* _Problem details_: Copy every line of the data exactly, leaving nothing out.

[Start Records supplied]

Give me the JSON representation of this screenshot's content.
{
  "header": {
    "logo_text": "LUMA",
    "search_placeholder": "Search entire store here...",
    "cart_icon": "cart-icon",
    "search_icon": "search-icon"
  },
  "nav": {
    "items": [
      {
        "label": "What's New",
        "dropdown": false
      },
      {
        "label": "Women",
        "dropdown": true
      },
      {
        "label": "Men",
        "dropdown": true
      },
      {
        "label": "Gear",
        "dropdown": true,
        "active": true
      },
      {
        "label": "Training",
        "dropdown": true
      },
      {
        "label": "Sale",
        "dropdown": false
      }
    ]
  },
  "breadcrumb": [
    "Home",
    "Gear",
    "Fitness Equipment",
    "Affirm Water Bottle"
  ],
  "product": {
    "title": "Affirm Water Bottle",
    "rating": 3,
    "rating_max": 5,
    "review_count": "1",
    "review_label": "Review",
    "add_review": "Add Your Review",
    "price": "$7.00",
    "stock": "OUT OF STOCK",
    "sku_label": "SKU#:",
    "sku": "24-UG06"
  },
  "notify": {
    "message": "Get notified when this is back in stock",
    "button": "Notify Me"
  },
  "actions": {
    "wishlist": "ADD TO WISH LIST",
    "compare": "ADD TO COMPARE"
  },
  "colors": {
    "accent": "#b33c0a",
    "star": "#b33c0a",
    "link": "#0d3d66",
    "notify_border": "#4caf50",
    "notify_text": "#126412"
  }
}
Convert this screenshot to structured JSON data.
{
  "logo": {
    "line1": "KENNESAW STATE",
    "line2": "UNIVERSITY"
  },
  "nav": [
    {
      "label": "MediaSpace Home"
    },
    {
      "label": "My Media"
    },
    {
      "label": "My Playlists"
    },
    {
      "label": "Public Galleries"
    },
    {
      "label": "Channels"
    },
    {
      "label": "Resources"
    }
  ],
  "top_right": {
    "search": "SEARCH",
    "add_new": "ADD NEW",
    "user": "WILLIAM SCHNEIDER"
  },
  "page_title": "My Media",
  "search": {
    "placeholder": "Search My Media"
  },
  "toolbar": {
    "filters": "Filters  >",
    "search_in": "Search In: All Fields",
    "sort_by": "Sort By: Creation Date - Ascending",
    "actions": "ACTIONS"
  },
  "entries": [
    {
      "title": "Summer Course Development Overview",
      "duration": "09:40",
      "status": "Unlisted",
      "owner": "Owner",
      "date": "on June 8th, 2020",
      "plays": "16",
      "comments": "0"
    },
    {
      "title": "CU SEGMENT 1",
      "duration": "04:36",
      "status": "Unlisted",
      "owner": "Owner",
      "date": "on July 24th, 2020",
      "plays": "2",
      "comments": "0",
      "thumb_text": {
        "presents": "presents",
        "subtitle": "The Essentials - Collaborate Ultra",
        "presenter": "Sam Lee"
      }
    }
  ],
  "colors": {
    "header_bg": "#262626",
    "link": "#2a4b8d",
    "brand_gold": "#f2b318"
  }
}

[End Records supplied]

* _Solution to this problem_:
Give me the JSON representation of this screenshot's content.
{
  "header": {
    "logo_text": "LUMA",
    "search_placeholder": "Search entire store here...",
    "cart_icon": "cart-icon",
    "search_icon": "search-icon"
  },
  "nav": {
    "items": [
      {
        "label": "What's New",
        "dropdown": false
      },
      {
        "label": "Women",
        "dropdown": true
      },
      {
        "label": "Men",
        "dropdown": true
      },
      {
        "label": "Gear",
        "dropdown": true,
        "active": true
      },
      {
        "label": "Training",
        "dropdown": true
      },
      {
        "label": "Sale",
        "dropdown": false
      }
    ]
  },
  "breadcrumb": [
    "Home",
    "Gear",
    "Fitness Equipment",
    "Affirm Water Bottle"
  ],
  "product": {
    "title": "Affirm Water Bottle",
    "rating": 3,
    "rating_max": 5,
    "review_count": "1",
    "review_label": "Review",
    "add_review": "Add Your Review",
    "price": "$7.00",
    "stock": "OUT OF STOCK",
    "sku_label": "SKU#:",
    "sku": "24-UG06"
  },
  "notify": {
    "message": "Get notified when this is back in stock",
    "button": "Notify Me"
  },
  "actions": {
    "wishlist": "ADD TO WISH LIST",
    "compare": "ADD TO COMPARE"
  },
  "colors": {
    "accent": "#b33c0a",
    "star": "#b33c0a",
    "link": "#0d3d66",
    "notify_border": "#4caf50",
    "notify_text": "#126412"
  }
}
Convert this screenshot to structured JSON data.
{
  "logo": {
    "line1": "KENNESAW STATE",
    "line2": "UNIVERSITY"
  },
  "nav": [
    {
      "label": "MediaSpace Home"
    },
    {
      "label": "My Media"
    },
    {
      "label": "My Playlists"
    },
    {
      "label": "Public Galleries"
    },
    {
      "label": "Channels"
    },
    {
      "label": "Resources"
    }
  ],
  "top_right": {
    "search": "SEARCH",
    "add_new": "ADD NEW",
    "user": "WILLIAM SCHNEIDER"
  },
  "page_title": "My Media",
  "search": {
    "placeholder": "Search My Media"
  },
  "toolbar": {
    "filters": "Filters  >",
    "search_in": "Search In: All Fields",
    "sort_by": "Sort By: Creation Date - Ascending",
    "actions": "ACTIONS"
  },
  "entries": [
    {
      "title": "Summer Course Development Overview",
      "duration": "09:40",
      "status": "Unlisted",
      "owner": "Owner",
      "date": "on June 8th, 2020",
      "plays": "16",
      "comments": "0"
    },
    {
      "title": "CU SEGMENT 1",
      "duration": "04:36",
      "status": "Unlisted",
      "owner": "Owner",
      "date": "on July 24th, 2020",
      "plays": "2",
      "comments": "0",
      "thumb_text": {
        "presents": "presents",
        "subtitle": "The Essentials - Collaborate Ultra",
        "presenter": "Sam Lee"
      }
    }
  ],
  "colors": {
    "header_bg": "#262626",
    "link": "#2a4b8d",
    "brand_gold": "#f2b318"
  }
}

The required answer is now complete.